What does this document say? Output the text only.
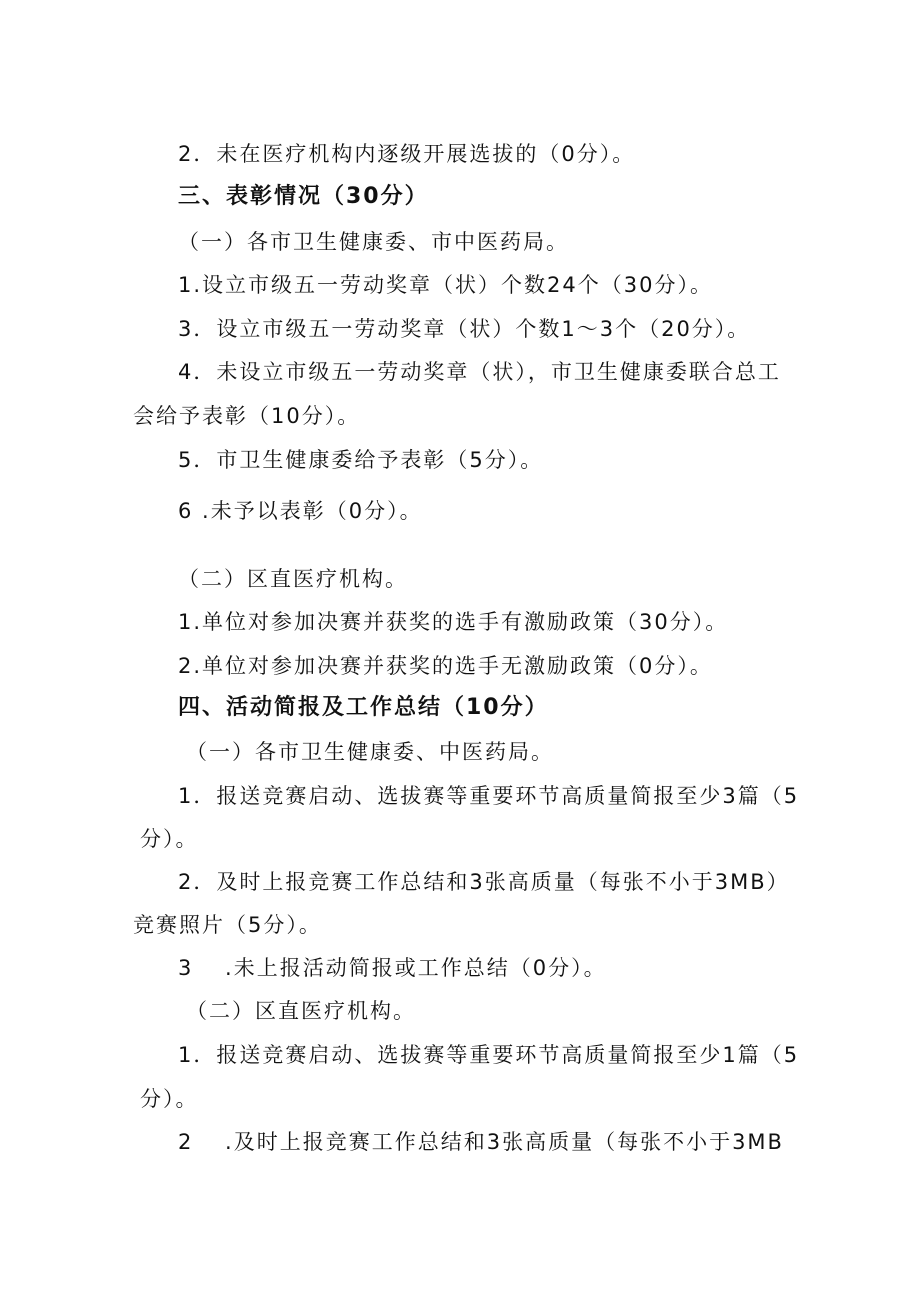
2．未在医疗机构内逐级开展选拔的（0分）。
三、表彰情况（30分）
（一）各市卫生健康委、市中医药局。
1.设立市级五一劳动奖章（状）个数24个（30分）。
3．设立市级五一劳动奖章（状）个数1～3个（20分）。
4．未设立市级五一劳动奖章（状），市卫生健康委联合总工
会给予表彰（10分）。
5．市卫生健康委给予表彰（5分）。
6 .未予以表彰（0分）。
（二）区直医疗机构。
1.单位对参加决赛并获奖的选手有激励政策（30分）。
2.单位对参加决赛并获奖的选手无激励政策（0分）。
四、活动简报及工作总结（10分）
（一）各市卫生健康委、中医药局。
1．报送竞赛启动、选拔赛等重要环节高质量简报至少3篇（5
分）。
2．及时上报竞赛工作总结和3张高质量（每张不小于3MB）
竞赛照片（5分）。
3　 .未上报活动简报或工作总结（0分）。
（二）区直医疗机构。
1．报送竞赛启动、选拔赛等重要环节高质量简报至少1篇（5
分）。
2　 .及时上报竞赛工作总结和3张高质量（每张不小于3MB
***
**Work instructions**
Your task is to return the entries above exactly, with no pictures.

**Exercise solution**
What does this document say? Output the text only.
2．未在医疗机构内逐级开展选拔的（0分）。
三、表彰情况（30分）
（一）各市卫生健康委、市中医药局。
1.设立市级五一劳动奖章（状）个数24个（30分）。
3．设立市级五一劳动奖章（状）个数1～3个（20分）。
4．未设立市级五一劳动奖章（状），市卫生健康委联合总工
会给予表彰（10分）。
5．市卫生健康委给予表彰（5分）。
6 .未予以表彰（0分）。
（二）区直医疗机构。
1.单位对参加决赛并获奖的选手有激励政策（30分）。
2.单位对参加决赛并获奖的选手无激励政策（0分）。
四、活动简报及工作总结（10分）
（一）各市卫生健康委、中医药局。
1．报送竞赛启动、选拔赛等重要环节高质量简报至少3篇（5
分）。
2．及时上报竞赛工作总结和3张高质量（每张不小于3MB）
竞赛照片（5分）。
3　 .未上报活动简报或工作总结（0分）。
（二）区直医疗机构。
1．报送竞赛启动、选拔赛等重要环节高质量简报至少1篇（5
分）。
2　 .及时上报竞赛工作总结和3张高质量（每张不小于3MB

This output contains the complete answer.